■ Excerpted text ■
Foods rich with soluble fiber include:
— beans (black, Lima, kidney)
— seeds (flax, sunflower)
— sweet potatoes
Enjoy a glass of water before you eat a meal
When hunger hits, do you assume your body is screaming out for food and munch until you feel full?
What if your hunger could be — at least partially — satisfied without eating?
Research shows this is possible.
A study published in the journal, Obesity, divided participants into two groups. One group consumed a low calorie diet, the other group consumed a low calorie diet and 16 fl oz of water before each day’s three main meals.
After twelve weeks, both groups had shed weight. Those who drank 16 fl oz of water lost an additional 4.4 pounds (2 kg).
The authors believe this is likely due to reduced energy intake triggered by increased satiety. In essence, that the participants felt fuller and so, with a contented appetite, ate less.
So, next time you feel compelled to reach for a snack, pause and drink a glass or two of water.
Do you toss and turn at night?
Or do you believe you’re too busy to prioritize sleep? That slumber is time you can sacrifice?
The quality and quantity of your sleep can affect your appetite. You’ve likely noticed this before. After a bad night it’s harder to make healthy choices. The desire for sweet or salty edibles can be irrepressible. The munchies can strike with ferocity.

■ Saved entries ■
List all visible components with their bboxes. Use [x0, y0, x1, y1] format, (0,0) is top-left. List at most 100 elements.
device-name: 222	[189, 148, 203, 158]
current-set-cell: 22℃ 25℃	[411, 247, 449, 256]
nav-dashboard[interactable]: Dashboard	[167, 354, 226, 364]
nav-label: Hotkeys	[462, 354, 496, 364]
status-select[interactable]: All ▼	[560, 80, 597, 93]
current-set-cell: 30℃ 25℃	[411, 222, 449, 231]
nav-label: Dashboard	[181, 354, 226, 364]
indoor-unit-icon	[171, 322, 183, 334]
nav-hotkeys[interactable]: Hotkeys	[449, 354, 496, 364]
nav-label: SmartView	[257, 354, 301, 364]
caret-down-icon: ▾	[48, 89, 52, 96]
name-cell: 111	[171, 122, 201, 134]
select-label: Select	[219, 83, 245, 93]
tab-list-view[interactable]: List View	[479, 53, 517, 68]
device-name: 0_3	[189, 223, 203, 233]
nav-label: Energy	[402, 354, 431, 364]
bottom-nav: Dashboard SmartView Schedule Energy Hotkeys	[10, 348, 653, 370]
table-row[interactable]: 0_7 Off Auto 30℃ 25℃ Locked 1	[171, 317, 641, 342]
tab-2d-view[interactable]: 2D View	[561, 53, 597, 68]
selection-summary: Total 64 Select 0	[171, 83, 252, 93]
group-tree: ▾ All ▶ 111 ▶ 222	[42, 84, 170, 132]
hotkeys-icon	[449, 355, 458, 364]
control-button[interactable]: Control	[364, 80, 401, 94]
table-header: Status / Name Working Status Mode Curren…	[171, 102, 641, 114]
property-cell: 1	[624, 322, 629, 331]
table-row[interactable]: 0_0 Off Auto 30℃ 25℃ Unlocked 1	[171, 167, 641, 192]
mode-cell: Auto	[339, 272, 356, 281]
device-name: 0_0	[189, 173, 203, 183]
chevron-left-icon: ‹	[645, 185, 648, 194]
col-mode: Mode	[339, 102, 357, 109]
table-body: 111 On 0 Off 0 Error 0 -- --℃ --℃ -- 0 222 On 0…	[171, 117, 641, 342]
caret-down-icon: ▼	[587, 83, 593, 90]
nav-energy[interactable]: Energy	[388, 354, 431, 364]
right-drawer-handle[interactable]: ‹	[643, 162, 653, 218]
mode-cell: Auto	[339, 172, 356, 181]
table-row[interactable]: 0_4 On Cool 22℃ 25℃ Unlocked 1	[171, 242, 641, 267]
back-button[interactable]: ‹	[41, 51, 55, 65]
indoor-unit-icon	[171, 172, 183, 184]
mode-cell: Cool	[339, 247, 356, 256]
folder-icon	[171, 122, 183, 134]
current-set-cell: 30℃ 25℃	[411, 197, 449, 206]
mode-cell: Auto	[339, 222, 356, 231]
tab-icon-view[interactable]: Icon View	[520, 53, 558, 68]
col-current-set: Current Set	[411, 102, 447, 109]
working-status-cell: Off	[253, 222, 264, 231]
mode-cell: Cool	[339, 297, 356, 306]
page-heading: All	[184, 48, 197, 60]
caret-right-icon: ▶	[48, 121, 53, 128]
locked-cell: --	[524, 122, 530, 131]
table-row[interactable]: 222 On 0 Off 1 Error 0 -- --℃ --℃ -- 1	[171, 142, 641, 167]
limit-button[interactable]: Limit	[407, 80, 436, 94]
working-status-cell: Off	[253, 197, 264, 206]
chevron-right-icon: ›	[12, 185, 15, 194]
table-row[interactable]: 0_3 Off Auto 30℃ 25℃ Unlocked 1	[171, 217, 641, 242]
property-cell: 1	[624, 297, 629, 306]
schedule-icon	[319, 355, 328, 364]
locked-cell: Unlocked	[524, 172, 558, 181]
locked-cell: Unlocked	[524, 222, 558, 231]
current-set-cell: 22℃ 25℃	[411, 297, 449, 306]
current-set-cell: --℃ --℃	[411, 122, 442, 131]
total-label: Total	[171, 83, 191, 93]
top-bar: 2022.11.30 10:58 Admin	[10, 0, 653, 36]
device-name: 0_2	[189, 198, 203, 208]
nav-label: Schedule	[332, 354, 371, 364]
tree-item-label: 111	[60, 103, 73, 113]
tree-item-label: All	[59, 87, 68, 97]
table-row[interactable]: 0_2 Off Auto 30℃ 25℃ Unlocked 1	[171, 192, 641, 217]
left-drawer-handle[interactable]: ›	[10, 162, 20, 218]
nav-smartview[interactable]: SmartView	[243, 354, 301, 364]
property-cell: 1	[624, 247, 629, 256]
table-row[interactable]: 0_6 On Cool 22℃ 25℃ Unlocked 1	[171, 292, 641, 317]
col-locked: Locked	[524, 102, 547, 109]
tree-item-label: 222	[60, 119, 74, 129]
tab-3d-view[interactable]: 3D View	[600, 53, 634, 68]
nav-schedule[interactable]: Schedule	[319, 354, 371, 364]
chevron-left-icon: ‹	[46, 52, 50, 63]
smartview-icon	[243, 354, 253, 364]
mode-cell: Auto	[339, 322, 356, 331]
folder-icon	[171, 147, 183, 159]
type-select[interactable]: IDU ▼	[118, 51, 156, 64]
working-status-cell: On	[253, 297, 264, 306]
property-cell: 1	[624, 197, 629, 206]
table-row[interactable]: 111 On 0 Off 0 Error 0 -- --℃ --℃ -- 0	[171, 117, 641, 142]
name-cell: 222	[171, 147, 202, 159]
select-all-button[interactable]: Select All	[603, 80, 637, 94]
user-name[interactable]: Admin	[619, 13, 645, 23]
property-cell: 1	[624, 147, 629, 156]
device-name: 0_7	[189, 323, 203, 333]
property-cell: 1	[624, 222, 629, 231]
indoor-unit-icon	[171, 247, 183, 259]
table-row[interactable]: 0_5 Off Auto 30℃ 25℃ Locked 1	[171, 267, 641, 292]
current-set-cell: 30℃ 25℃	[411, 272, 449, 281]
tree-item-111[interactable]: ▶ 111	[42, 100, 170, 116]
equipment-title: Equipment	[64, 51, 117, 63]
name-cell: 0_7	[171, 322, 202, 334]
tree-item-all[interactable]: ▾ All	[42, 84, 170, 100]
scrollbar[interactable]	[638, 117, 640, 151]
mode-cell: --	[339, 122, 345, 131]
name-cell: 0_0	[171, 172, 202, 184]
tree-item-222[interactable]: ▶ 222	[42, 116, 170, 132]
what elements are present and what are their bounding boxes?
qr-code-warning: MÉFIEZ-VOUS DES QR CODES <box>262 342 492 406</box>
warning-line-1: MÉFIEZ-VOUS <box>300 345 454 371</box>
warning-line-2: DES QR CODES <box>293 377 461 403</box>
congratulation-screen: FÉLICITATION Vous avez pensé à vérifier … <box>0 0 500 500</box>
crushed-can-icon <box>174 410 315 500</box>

■ Instructions ■
(a) Update the excerpt on appetite: repeat the stretch from "Foods rich with" through "pounds (2 kg).", replacing "sweet potatoes" with "oats".
(b) Answer these questions using the excerpt on appetite:
(i) Which seeds are listed as rich in soluble fiber?
(ii) In which journal was the study on drinking water before meals published?
(iii) How much additional weight did the participants who drank 16 fl oz of water lose?

■ Solutions by task ■
(a)
Foods rich with soluble fiber include:
— beans (black, Lima, kidney)
— seeds (flax, sunflower)
— oats
Enjoy a glass of water before you eat a meal
When hunger hits, do you assume your body is screaming out for food and munch until you feel full?
What if your hunger could be — at least partially — satisfied without eating?
Research shows this is possible.
A study published in the journal, Obesity, divided participants into two groups. One group consumed a low calorie diet, the other group consumed a low calorie diet and 16 fl oz of water before each day’s three main meals.
After twelve weeks, both groups had shed weight. Those who drank 16 fl oz of water lost an additional 4.4 pounds (2 kg).

(b)
(i) Flax and sunflower
(ii) Obesity
(iii) 4.4 pounds (2 kg)